> _Input records_:
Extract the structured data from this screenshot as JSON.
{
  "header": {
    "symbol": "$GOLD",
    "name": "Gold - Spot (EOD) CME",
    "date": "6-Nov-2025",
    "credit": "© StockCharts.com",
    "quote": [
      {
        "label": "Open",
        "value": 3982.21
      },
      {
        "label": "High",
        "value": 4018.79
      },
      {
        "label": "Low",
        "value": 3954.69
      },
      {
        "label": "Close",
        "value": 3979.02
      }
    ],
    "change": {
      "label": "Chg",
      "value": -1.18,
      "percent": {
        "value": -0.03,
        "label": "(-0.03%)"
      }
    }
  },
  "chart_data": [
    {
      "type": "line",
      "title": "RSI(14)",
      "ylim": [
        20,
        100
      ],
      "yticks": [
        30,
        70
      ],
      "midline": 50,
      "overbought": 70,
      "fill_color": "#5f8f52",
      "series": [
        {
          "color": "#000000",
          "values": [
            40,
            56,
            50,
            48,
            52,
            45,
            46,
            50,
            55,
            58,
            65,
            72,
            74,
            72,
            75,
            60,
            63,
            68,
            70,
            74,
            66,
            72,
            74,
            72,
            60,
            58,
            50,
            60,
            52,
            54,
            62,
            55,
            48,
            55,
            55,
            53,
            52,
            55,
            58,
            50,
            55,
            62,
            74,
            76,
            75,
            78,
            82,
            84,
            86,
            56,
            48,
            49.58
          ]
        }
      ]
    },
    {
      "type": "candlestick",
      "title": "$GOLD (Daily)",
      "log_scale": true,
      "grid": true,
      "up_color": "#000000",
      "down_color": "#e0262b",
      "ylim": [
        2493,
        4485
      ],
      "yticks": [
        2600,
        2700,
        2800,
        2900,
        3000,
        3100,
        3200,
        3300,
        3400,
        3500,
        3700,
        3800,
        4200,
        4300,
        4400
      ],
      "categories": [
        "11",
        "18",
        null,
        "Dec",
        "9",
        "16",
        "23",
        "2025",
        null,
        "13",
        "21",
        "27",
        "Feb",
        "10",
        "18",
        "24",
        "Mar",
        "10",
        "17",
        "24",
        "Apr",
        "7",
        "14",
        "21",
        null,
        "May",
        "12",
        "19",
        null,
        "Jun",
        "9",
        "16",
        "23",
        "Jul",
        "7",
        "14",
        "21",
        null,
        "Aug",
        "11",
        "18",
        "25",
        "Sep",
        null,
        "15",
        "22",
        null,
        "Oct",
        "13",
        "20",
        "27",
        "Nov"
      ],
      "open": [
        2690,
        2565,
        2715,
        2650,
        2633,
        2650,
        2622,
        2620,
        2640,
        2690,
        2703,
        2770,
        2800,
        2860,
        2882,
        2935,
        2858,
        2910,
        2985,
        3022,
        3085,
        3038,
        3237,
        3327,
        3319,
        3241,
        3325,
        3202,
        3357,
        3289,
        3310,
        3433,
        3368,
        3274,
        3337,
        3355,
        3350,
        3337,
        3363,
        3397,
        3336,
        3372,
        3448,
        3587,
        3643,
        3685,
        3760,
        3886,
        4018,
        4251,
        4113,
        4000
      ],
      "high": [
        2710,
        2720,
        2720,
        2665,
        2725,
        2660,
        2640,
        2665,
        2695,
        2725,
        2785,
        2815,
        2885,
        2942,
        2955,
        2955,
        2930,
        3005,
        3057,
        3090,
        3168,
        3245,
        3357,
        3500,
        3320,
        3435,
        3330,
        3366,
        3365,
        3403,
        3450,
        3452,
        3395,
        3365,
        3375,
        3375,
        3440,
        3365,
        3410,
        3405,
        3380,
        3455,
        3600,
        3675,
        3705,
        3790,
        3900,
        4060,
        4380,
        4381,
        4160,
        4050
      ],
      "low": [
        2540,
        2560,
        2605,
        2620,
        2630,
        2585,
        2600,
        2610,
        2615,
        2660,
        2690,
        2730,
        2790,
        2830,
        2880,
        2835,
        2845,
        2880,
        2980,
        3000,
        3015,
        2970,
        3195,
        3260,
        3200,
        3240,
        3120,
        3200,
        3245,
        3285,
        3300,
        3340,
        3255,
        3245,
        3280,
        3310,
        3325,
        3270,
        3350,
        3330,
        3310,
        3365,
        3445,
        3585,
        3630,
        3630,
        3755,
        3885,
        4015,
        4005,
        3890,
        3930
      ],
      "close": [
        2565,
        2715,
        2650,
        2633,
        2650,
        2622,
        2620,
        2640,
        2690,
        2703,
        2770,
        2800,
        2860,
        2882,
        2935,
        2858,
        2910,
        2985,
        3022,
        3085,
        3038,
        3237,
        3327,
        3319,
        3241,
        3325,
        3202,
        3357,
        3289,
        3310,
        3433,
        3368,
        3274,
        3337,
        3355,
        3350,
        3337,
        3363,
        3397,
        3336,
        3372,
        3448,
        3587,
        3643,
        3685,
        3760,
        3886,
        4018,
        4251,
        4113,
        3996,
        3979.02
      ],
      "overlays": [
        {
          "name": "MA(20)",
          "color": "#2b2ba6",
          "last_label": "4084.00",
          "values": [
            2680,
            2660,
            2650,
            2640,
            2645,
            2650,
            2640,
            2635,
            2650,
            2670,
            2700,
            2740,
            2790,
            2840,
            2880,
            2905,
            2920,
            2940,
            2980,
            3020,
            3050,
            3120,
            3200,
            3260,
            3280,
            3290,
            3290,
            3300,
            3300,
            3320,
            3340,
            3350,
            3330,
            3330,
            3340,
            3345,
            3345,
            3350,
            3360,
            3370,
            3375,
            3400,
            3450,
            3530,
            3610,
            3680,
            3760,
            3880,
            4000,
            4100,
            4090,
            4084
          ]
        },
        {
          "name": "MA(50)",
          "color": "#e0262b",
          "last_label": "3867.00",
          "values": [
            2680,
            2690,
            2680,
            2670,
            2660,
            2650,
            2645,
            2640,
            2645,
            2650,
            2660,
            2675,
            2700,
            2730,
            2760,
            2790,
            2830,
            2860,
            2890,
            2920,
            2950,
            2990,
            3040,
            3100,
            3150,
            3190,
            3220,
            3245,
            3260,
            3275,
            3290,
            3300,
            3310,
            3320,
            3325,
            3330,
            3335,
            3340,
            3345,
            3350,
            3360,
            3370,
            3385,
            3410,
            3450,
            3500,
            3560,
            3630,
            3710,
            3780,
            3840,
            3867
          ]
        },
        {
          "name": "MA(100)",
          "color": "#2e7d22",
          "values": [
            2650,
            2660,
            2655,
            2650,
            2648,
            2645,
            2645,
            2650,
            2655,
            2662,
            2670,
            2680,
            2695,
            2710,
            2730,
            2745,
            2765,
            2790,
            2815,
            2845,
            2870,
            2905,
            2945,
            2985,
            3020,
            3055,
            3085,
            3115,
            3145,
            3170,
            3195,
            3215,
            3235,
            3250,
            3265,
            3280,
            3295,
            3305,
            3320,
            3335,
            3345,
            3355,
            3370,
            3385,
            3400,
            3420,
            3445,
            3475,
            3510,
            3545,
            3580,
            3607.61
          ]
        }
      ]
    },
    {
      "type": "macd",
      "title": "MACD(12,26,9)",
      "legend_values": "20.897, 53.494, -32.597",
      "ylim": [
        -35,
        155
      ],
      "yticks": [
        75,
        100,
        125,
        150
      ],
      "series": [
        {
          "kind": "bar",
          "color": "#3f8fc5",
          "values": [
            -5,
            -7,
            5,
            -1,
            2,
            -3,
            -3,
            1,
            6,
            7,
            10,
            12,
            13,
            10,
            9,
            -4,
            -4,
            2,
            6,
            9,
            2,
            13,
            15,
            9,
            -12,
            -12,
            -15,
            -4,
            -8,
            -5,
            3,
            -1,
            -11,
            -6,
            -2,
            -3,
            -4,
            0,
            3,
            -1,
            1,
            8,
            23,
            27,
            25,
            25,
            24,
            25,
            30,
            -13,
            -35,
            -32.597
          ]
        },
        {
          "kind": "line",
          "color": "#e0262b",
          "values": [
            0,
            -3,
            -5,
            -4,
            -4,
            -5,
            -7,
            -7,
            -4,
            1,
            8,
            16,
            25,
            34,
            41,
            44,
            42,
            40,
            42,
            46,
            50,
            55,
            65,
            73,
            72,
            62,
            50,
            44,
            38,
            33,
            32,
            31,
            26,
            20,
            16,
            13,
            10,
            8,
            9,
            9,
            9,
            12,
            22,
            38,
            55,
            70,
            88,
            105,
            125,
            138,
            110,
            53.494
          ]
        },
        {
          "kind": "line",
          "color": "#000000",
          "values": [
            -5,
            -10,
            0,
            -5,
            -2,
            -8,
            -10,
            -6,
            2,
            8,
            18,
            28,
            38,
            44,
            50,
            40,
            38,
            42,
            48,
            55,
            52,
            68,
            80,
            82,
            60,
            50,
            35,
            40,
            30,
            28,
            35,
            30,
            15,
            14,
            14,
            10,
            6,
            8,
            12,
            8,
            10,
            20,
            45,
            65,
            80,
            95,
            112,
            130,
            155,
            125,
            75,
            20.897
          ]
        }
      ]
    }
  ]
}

> _Instructions to follow_:
Pull every line containing the word "name" out of the material and copy it.

> _The output_:
    "name": "Gold - Spot (EOD) CME",
          "name": "MA(20)",
          "name": "MA(50)",
          "name": "MA(100)",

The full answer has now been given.